▶ Task input:
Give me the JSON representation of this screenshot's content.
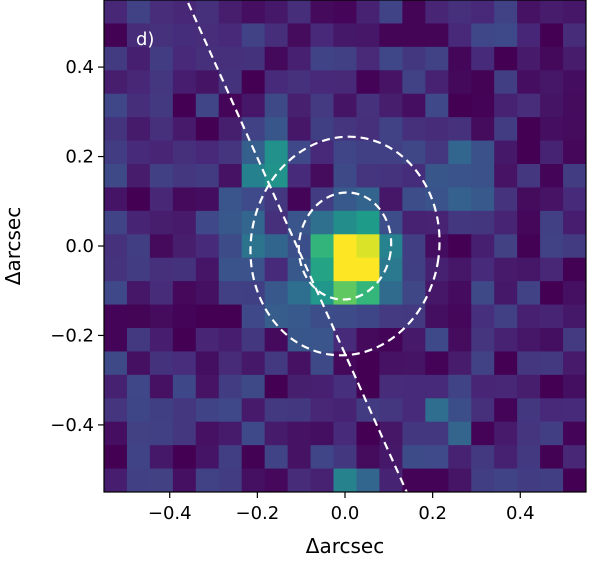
{
  "chart_data": {
    "type": "heatmap",
    "panel_label": "d)",
    "xlabel": "Δarcsec",
    "ylabel": "Δarcsec",
    "xlim": [
      -0.55,
      0.55
    ],
    "ylim": [
      -0.55,
      0.55
    ],
    "x_ticks": [
      {
        "value": -0.4,
        "label": "−0.4"
      },
      {
        "value": -0.2,
        "label": "−0.2"
      },
      {
        "value": 0.0,
        "label": "0.0"
      },
      {
        "value": 0.2,
        "label": "0.2"
      },
      {
        "value": 0.4,
        "label": "0.4"
      }
    ],
    "y_ticks": [
      {
        "value": 0.4,
        "label": "0.4"
      },
      {
        "value": 0.2,
        "label": "0.2"
      },
      {
        "value": 0.0,
        "label": "0.0"
      },
      {
        "value": -0.2,
        "label": "−0.2"
      },
      {
        "value": -0.4,
        "label": "−0.4"
      }
    ],
    "colormap": "viridis",
    "grid": {
      "rows": 21,
      "cols": 21,
      "cell_size": 0.05,
      "x_start": -0.55,
      "y_start": 0.55,
      "peak": {
        "x": 0.0,
        "y": 0.0,
        "amplitude": 1.0,
        "sigma": 0.06
      },
      "secondary_sources": [
        {
          "x": -0.17,
          "y": 0.22,
          "amplitude": 0.42,
          "sigma": 0.035
        },
        {
          "x": -0.21,
          "y": 0.19,
          "amplitude": 0.3,
          "sigma": 0.03
        },
        {
          "x": -0.1,
          "y": -0.08,
          "amplitude": 0.28,
          "sigma": 0.06
        },
        {
          "x": -0.02,
          "y": -0.48,
          "amplitude": 0.32,
          "sigma": 0.035
        },
        {
          "x": -0.23,
          "y": 0.05,
          "amplitude": 0.22,
          "sigma": 0.05
        },
        {
          "x": 0.23,
          "y": 0.18,
          "amplitude": 0.2,
          "sigma": 0.05
        },
        {
          "x": 0.19,
          "y": -0.34,
          "amplitude": 0.22,
          "sigma": 0.04
        },
        {
          "x": -0.4,
          "y": -0.33,
          "amplitude": 0.2,
          "sigma": 0.04
        }
      ],
      "background_level": 0.1,
      "noise_level": 0.12
    },
    "overlays": [
      {
        "type": "ellipse",
        "center": [
          0.0,
          0.0
        ],
        "rx": 0.105,
        "ry": 0.12,
        "angle_deg": 8,
        "style": "dashed",
        "color": "#ffffff"
      },
      {
        "type": "ellipse",
        "center": [
          0.0,
          0.0
        ],
        "rx": 0.215,
        "ry": 0.245,
        "angle_deg": 8,
        "style": "dashed",
        "color": "#ffffff"
      },
      {
        "type": "line",
        "from": [
          -0.37,
          0.57
        ],
        "to": [
          0.15,
          -0.57
        ],
        "style": "dashed",
        "color": "#ffffff"
      }
    ]
  }
}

▶ Aim:
Scan the material above. Extract every line in which the word "type" occurs.

▶ Correct output:
    "type": "heatmap",
        "type": "ellipse",
        "type": "ellipse",
        "type": "line",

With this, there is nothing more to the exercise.